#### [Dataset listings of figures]
════════════════════

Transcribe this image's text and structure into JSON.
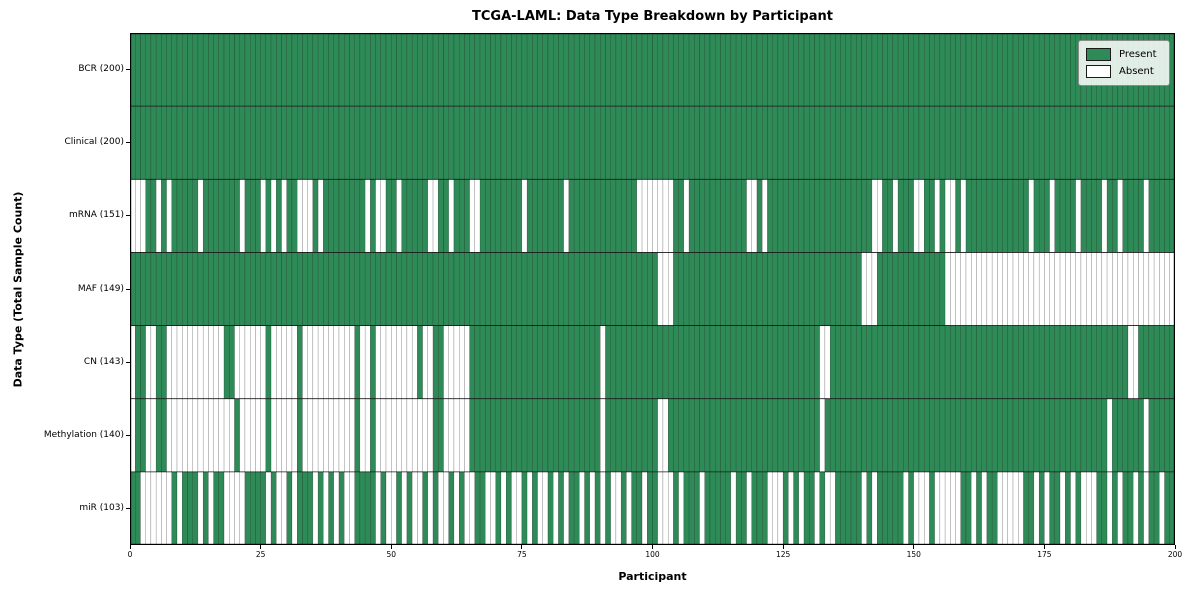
{
  "title": "TCGA-LAML: Data Type Breakdown by Participant",
  "axes": {
    "xlabel": "Participant",
    "ylabel": "Data Type (Total Sample Count)"
  },
  "legend": {
    "present_label": "Present",
    "absent_label": "Absent"
  },
  "colors": {
    "present": "#2e8b57",
    "absent": "#ffffff",
    "cell_edge": "#000000",
    "row_divider": "#1a1a1a",
    "axis_frame": "#000000",
    "legend_border": "#8a8a8a"
  },
  "chart_data": {
    "type": "heatmap",
    "title": "TCGA-LAML: Data Type Breakdown by Participant",
    "xlabel": "Participant",
    "ylabel": "Data Type (Total Sample Count)",
    "x_range": [
      0,
      200
    ],
    "x_ticks": [
      0,
      25,
      50,
      75,
      100,
      125,
      150,
      175,
      200
    ],
    "n_participants": 200,
    "grid": false,
    "legend_position": "upper right",
    "legend_entries": [
      {
        "label": "Present",
        "color": "#2e8b57"
      },
      {
        "label": "Absent",
        "color": "#ffffff"
      }
    ],
    "rows": [
      {
        "label": "BCR (200)",
        "data_type": "BCR",
        "present_count": 200,
        "pattern": "11111111111111111111111111111111111111111111111111111111111111111111111111111111111111111111111111111111111111111111111111111111111111111111111111111111111111111111111111111111111111111111111111111111"
      },
      {
        "label": "Clinical (200)",
        "data_type": "Clinical",
        "present_count": 200,
        "pattern": "11111111111111111111111111111111111111111111111111111111111111111111111111111111111111111111111111111111111111111111111111111111111111111111111111111111111111111111111111111111111111111111111111111111"
      },
      {
        "label": "mRNA (151)",
        "data_type": "mRNA",
        "present_count": 151,
        "pattern": "000110101111101111111011101010110001011111111010011011111001101110011111111011111110111111111111100000001101111111111100101111111111111111111100110111001101001011111111111101110111101111011011110111111"
      },
      {
        "label": "MAF (149)",
        "data_type": "MAF",
        "present_count": 149,
        "pattern": "11111111111111111111111111111111111111111111111111111111111111111111111111111111111111111111111111111000111111111111111111111111111111111111000111111111111100000000000000000000000000000000000000000000"
      },
      {
        "label": "CN (143)",
        "data_type": "CN",
        "present_count": 143,
        "pattern": "01100110000000000011000000100000100000000001001000000001001100000111111111111111111111111101111111111111111111111111111111111111111100111111111111111111111111111111111111111111111111111111111001111111"
      },
      {
        "label": "Methylation (140)",
        "data_type": "Methylation",
        "present_count": 140,
        "pattern": "01100110000000000000100000100000100000000001001000000000001100000111111111111111111111111101111111111001111111111111111111111111111101111111111111111111111111111111111111111111111111111110111111011111"
      },
      {
        "label": "miR (103)",
        "data_type": "miR",
        "present_count": 103,
        "pattern": "11000000101110101100001111010010111010101001111010010100101001010011001010010100101011010101001011011000101110111110110111000101011010011111010111110100010000011010110000011010110101000110101101011011"
      }
    ]
  }
}
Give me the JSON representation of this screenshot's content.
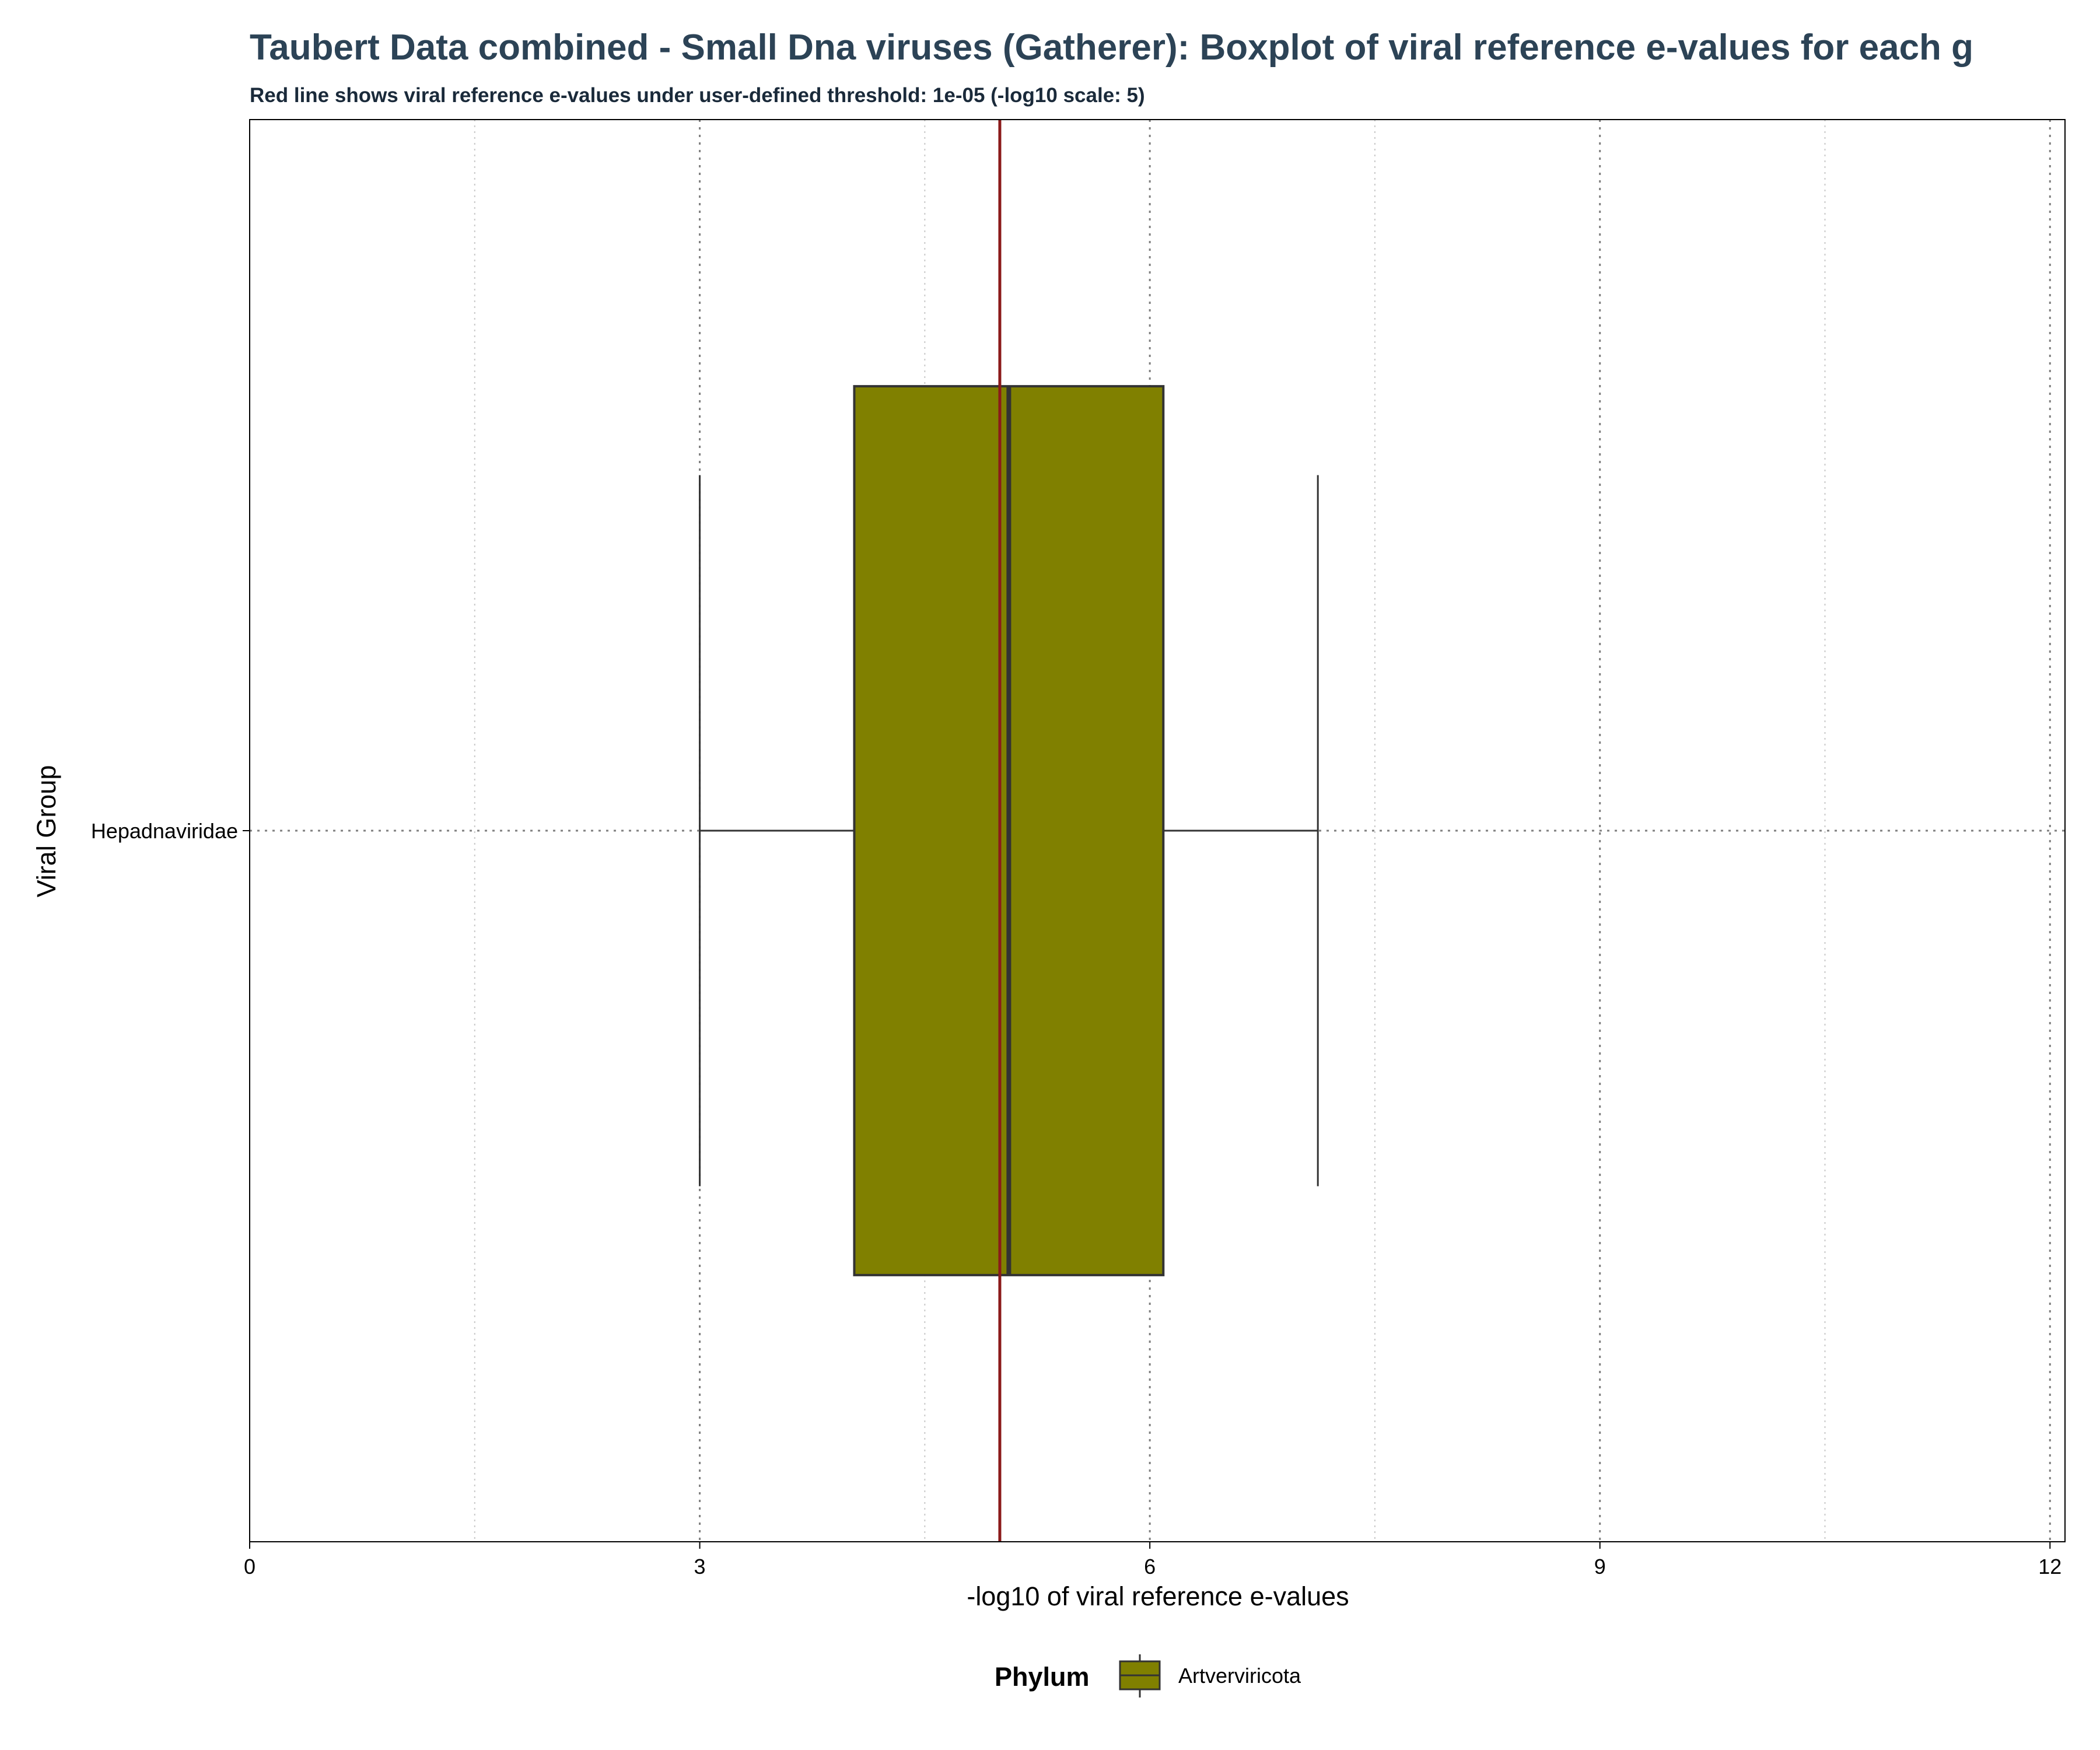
{
  "chart_data": {
    "type": "boxplot",
    "title": "Taubert Data combined - Small Dna viruses (Gatherer): Boxplot of viral reference e-values for each g",
    "subtitle": "Red line shows viral reference e-values under user-defined threshold: 1e-05 (-log10 scale: 5)",
    "xlabel": "-log10 of viral reference e-values",
    "ylabel": "Viral Group",
    "xlim": [
      0,
      12.1
    ],
    "x_ticks": [
      0,
      3,
      6,
      9,
      12
    ],
    "x_tick_labels": [
      "0",
      "3",
      "6",
      "9",
      "12"
    ],
    "categories": [
      "Hepadnaviridae"
    ],
    "boxes": [
      {
        "category": "Hepadnaviridae",
        "phylum": "Artverviricota",
        "whisker_low": 3.0,
        "q1": 4.03,
        "median": 5.06,
        "q3": 6.09,
        "whisker_high": 7.12
      }
    ],
    "threshold": {
      "value": 5,
      "color": "#8B1A1A"
    },
    "legend": {
      "title": "Phylum",
      "position": "bottom",
      "entries": [
        {
          "label": "Artverviricota",
          "color": "#808000"
        }
      ]
    },
    "grid": {
      "major": true,
      "minor": true,
      "style": "dotted"
    },
    "colors": {
      "title": "#2C4356",
      "subtitle": "#1A2A3A",
      "box_fill": "#808000",
      "box_stroke": "#333333"
    }
  }
}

════════════════════

#### [Task prompt]
Leave the pictures behind and repeat each entry exactly.

#### [Written response]
Transcribe this image's text and structure into JSON.
{
  "title": "TCGA-LAML: Data Type Breakdown by Participant",
  "axes": {
    "xlabel": "Participant",
    "ylabel": "Data Type (Total Sample Count)"
  },
  "legend": {
    "present_label": "Present",
    "absent_label": "Absent"
  },
  "colors": {
    "present": "#2e8b57",
    "absent": "#ffffff",
    "cell_edge": "#000000",
    "row_divider": "#1a1a1a",
    "axis_frame": "#000000",
    "legend_border": "#8a8a8a"
  },
  "chart_data": {
    "type": "heatmap",
    "title": "TCGA-LAML: Data Type Breakdown by Participant",
    "xlabel": "Participant",
    "ylabel": "Data Type (Total Sample Count)",
    "x_range": [
      0,
      200
    ],
    "x_ticks": [
      0,
      25,
      50,
      75,
      100,
      125,
      150,
      175,
      200
    ],
    "n_participants": 200,
    "grid": false,
    "legend_position": "upper right",
    "legend_entries": [
      {
        "label": "Present",
        "color": "#2e8b57"
      },
      {
        "label": "Absent",
        "color": "#ffffff"
      }
    ],
    "rows": [
      {
        "label": "BCR (200)",
        "data_type": "BCR",
        "present_count": 200,
        "pattern": "11111111111111111111111111111111111111111111111111111111111111111111111111111111111111111111111111111111111111111111111111111111111111111111111111111111111111111111111111111111111111111111111111111111"
      },
      {
        "label": "Clinical (200)",
        "data_type": "Clinical",
        "present_count": 200,
        "pattern": "11111111111111111111111111111111111111111111111111111111111111111111111111111111111111111111111111111111111111111111111111111111111111111111111111111111111111111111111111111111111111111111111111111111"
      },
      {
        "label": "mRNA (151)",
        "data_type": "mRNA",
        "present_count": 151,
        "pattern": "000110101111101111111011101010110001011111111010011011111001101110011111111011111110111111111111100000001101111111111100101111111111111111111100110111001101001011111111111101110111101111011011110111111"
      },
      {
        "label": "MAF (149)",
        "data_type": "MAF",
        "present_count": 149,
        "pattern": "11111111111111111111111111111111111111111111111111111111111111111111111111111111111111111111111111111000111111111111111111111111111111111111000111111111111100000000000000000000000000000000000000000000"
      },
      {
        "label": "CN (143)",
        "data_type": "CN",
        "present_count": 143,
        "pattern": "01100110000000000011000000100000100000000001001000000001001100000111111111111111111111111101111111111111111111111111111111111111111100111111111111111111111111111111111111111111111111111111111001111111"
      },
      {
        "label": "Methylation (140)",
        "data_type": "Methylation",
        "present_count": 140,
        "pattern": "01100110000000000000100000100000100000000001001000000000001100000111111111111111111111111101111111111001111111111111111111111111111101111111111111111111111111111111111111111111111111111110111111011111"
      },
      {
        "label": "miR (103)",
        "data_type": "miR",
        "present_count": 103,
        "pattern": "11000000101110101100001111010010111010101001111010010100101001010011001010010100101011010101001011011000101110111110110111000101011010011111010111110100010000011010110000011010110101000110101101011011"
      }
    ]
  }
}
Give me the JSON representation of this screenshot's content.
{
  "chart_data": {
    "type": "boxplot",
    "title": "Taubert Data combined - Small Dna viruses (Gatherer): Boxplot of viral reference e-values for each g",
    "subtitle": "Red line shows viral reference e-values under user-defined threshold: 1e-05 (-log10 scale: 5)",
    "xlabel": "-log10 of viral reference e-values",
    "ylabel": "Viral Group",
    "xlim": [
      0,
      12.1
    ],
    "x_ticks": [
      0,
      3,
      6,
      9,
      12
    ],
    "x_tick_labels": [
      "0",
      "3",
      "6",
      "9",
      "12"
    ],
    "categories": [
      "Hepadnaviridae"
    ],
    "boxes": [
      {
        "category": "Hepadnaviridae",
        "phylum": "Artverviricota",
        "whisker_low": 3.0,
        "q1": 4.03,
        "median": 5.06,
        "q3": 6.09,
        "whisker_high": 7.12
      }
    ],
    "threshold": {
      "value": 5,
      "color": "#8B1A1A"
    },
    "legend": {
      "title": "Phylum",
      "position": "bottom",
      "entries": [
        {
          "label": "Artverviricota",
          "color": "#808000"
        }
      ]
    },
    "grid": {
      "major": true,
      "minor": true,
      "style": "dotted"
    },
    "colors": {
      "title": "#2C4356",
      "subtitle": "#1A2A3A",
      "box_fill": "#808000",
      "box_stroke": "#333333"
    }
  }
}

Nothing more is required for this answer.